Task to carry out
Pictures do not belong in the copy. Return all of the entries exactly.
[BEGIN]
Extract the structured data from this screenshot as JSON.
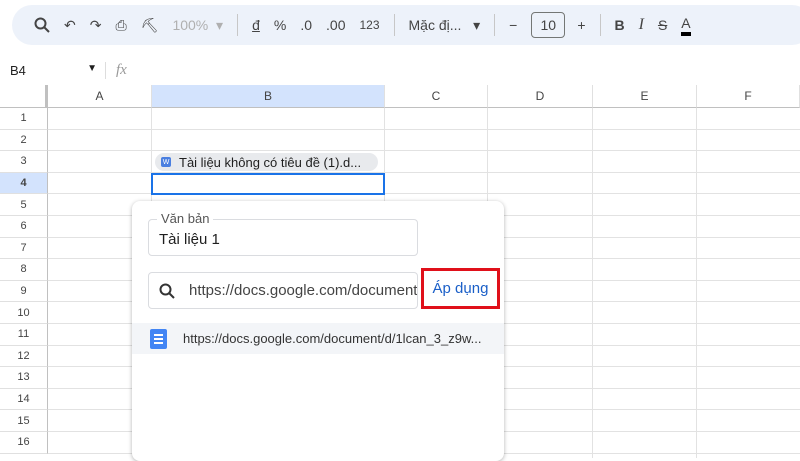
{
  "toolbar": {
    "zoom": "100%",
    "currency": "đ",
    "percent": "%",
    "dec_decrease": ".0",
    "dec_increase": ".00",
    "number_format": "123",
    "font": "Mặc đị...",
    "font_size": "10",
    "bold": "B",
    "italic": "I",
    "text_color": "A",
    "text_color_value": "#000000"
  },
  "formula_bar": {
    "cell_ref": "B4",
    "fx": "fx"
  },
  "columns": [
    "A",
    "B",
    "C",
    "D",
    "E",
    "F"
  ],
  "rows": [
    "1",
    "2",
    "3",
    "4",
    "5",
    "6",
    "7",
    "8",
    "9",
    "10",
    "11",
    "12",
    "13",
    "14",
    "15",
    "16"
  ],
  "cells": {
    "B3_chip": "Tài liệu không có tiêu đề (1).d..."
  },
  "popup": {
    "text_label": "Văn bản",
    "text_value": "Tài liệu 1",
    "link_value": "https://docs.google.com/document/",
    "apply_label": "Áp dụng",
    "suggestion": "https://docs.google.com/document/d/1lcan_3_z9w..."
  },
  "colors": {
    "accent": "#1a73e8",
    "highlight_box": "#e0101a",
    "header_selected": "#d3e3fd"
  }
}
[END]
Response to this task
Extract the structured data from this screenshot as JSON.
{
  "toolbar": {
    "zoom": "100%",
    "currency": "đ",
    "percent": "%",
    "dec_decrease": ".0",
    "dec_increase": ".00",
    "number_format": "123",
    "font": "Mặc đị...",
    "font_size": "10",
    "bold": "B",
    "italic": "I",
    "text_color": "A",
    "text_color_value": "#000000"
  },
  "formula_bar": {
    "cell_ref": "B4",
    "fx": "fx"
  },
  "columns": [
    "A",
    "B",
    "C",
    "D",
    "E",
    "F"
  ],
  "rows": [
    "1",
    "2",
    "3",
    "4",
    "5",
    "6",
    "7",
    "8",
    "9",
    "10",
    "11",
    "12",
    "13",
    "14",
    "15",
    "16"
  ],
  "cells": {
    "B3_chip": "Tài liệu không có tiêu đề (1).d..."
  },
  "popup": {
    "text_label": "Văn bản",
    "text_value": "Tài liệu 1",
    "link_value": "https://docs.google.com/document/",
    "apply_label": "Áp dụng",
    "suggestion": "https://docs.google.com/document/d/1lcan_3_z9w..."
  },
  "colors": {
    "accent": "#1a73e8",
    "highlight_box": "#e0101a",
    "header_selected": "#d3e3fd"
  }
}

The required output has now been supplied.